** Directive **
Transcribe each of the records below exactly, excluding all pictures.

** Input for this task **
* begin *

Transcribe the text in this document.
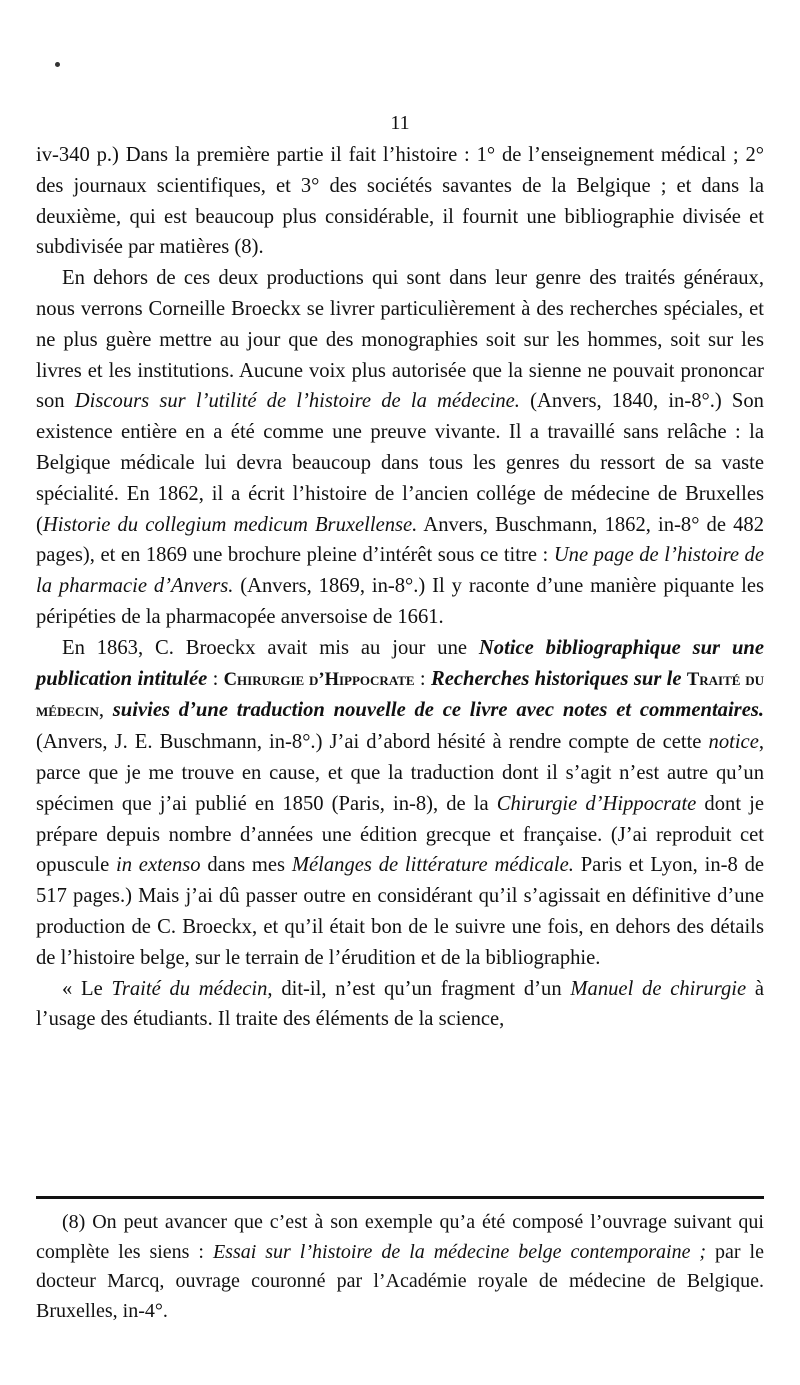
11

iv-340 p.) Dans la première partie il fait l’histoire : 1° de l’enseignement médical ; 2° des journaux scientifiques, et 3° des sociétés savantes de la Belgique ; et dans la deuxième, qui est beaucoup plus considérable, il fournit une bibliographie divisée et subdivisée par matières (8).

En dehors de ces deux productions qui sont dans leur genre des traités généraux, nous verrons Corneille Broeckx se livrer particulièrement à des recherches spéciales, et ne plus guère mettre au jour que des monographies soit sur les hommes, soit sur les livres et les institutions. Aucune voix plus autorisée que la sienne ne pouvait prononcar son Discours sur l’utilité de l’histoire de la médecine. (Anvers, 1840, in-8°.) Son existence entière en a été comme une preuve vivante. Il a travaillé sans relâche : la Belgique médicale lui devra beaucoup dans tous les genres du ressort de sa vaste spécialité. En 1862, il a écrit l’histoire de l’ancien collége de médecine de Bruxelles (Historie du collegium medicum Bruxellense. Anvers, Buschmann, 1862, in-8° de 482 pages), et en 1869 une brochure pleine d’intérêt sous ce titre : Une page de l’histoire de la pharmacie d’Anvers. (Anvers, 1869, in-8°.) Il y raconte d’une manière piquante les péripéties de la pharmacopée anversoise de 1661.

En 1863, C. Broeckx avait mis au jour une Notice bibliographique sur une publication intitulée : Chirurgie d’Hippocrate : Recherches historiques sur le Traité du médecin, suivies d’une traduction nouvelle de ce livre avec notes et commentaires. (Anvers, J. E. Buschmann, in-8°.) J’ai d’abord hésité à rendre compte de cette notice, parce que je me trouve en cause, et que la traduction dont il s’agit n’est autre qu’un spécimen que j’ai publié en 1850 (Paris, in-8), de la Chirurgie d’Hippocrate dont je prépare depuis nombre d’années une édition grecque et française. (J’ai reproduit cet opuscule in extenso dans mes Mélanges de littérature médicale. Paris et Lyon, in-8 de 517 pages.) Mais j’ai dû passer outre en considérant qu’il s’agissait en définitive d’une production de C. Broeckx, et qu’il était bon de le suivre une fois, en dehors des détails de l’histoire belge, sur le terrain de l’érudition et de la bibliographie.

« Le Traité du médecin, dit-il, n’est qu’un fragment d’un Manuel de chirurgie à l’usage des étudiants. Il traite des éléments de la science,

(8) On peut avancer que c’est à son exemple qu’a été composé l’ouvrage suivant qui complète les siens : Essai sur l’histoire de la médecine belge contemporaine ; par le docteur Marcq, ouvrage couronné par l’Académie royale de médecine de Belgique. Bruxelles, in-4°.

* end *

** The reply **
Transcribe the text in this document.
11

iv-340 p.) Dans la première partie il fait l’histoire : 1° de l’enseignement médical ; 2° des journaux scientifiques, et 3° des sociétés savantes de la Belgique ; et dans la deuxième, qui est beaucoup plus considérable, il fournit une bibliographie divisée et subdivisée par matières (8).

En dehors de ces deux productions qui sont dans leur genre des traités généraux, nous verrons Corneille Broeckx se livrer particulièrement à des recherches spéciales, et ne plus guère mettre au jour que des monographies soit sur les hommes, soit sur les livres et les institutions. Aucune voix plus autorisée que la sienne ne pouvait prononcar son Discours sur l’utilité de l’histoire de la médecine. (Anvers, 1840, in-8°.) Son existence entière en a été comme une preuve vivante. Il a travaillé sans relâche : la Belgique médicale lui devra beaucoup dans tous les genres du ressort de sa vaste spécialité. En 1862, il a écrit l’histoire de l’ancien collége de médecine de Bruxelles (Historie du collegium medicum Bruxellense. Anvers, Buschmann, 1862, in-8° de 482 pages), et en 1869 une brochure pleine d’intérêt sous ce titre : Une page de l’histoire de la pharmacie d’Anvers. (Anvers, 1869, in-8°.) Il y raconte d’une manière piquante les péripéties de la pharmacopée anversoise de 1661.

En 1863, C. Broeckx avait mis au jour une Notice bibliographique sur une publication intitulée : Chirurgie d’Hippocrate : Recherches historiques sur le Traité du médecin, suivies d’une traduction nouvelle de ce livre avec notes et commentaires. (Anvers, J. E. Buschmann, in-8°.) J’ai d’abord hésité à rendre compte de cette notice, parce que je me trouve en cause, et que la traduction dont il s’agit n’est autre qu’un spécimen que j’ai publié en 1850 (Paris, in-8), de la Chirurgie d’Hippocrate dont je prépare depuis nombre d’années une édition grecque et française. (J’ai reproduit cet opuscule in extenso dans mes Mélanges de littérature médicale. Paris et Lyon, in-8 de 517 pages.) Mais j’ai dû passer outre en considérant qu’il s’agissait en définitive d’une production de C. Broeckx, et qu’il était bon de le suivre une fois, en dehors des détails de l’histoire belge, sur le terrain de l’érudition et de la bibliographie.

« Le Traité du médecin, dit-il, n’est qu’un fragment d’un Manuel de chirurgie à l’usage des étudiants. Il traite des éléments de la science,

(8) On peut avancer que c’est à son exemple qu’a été composé l’ouvrage suivant qui complète les siens : Essai sur l’histoire de la médecine belge contemporaine ; par le docteur Marcq, ouvrage couronné par l’Académie royale de médecine de Belgique. Bruxelles, in-4°.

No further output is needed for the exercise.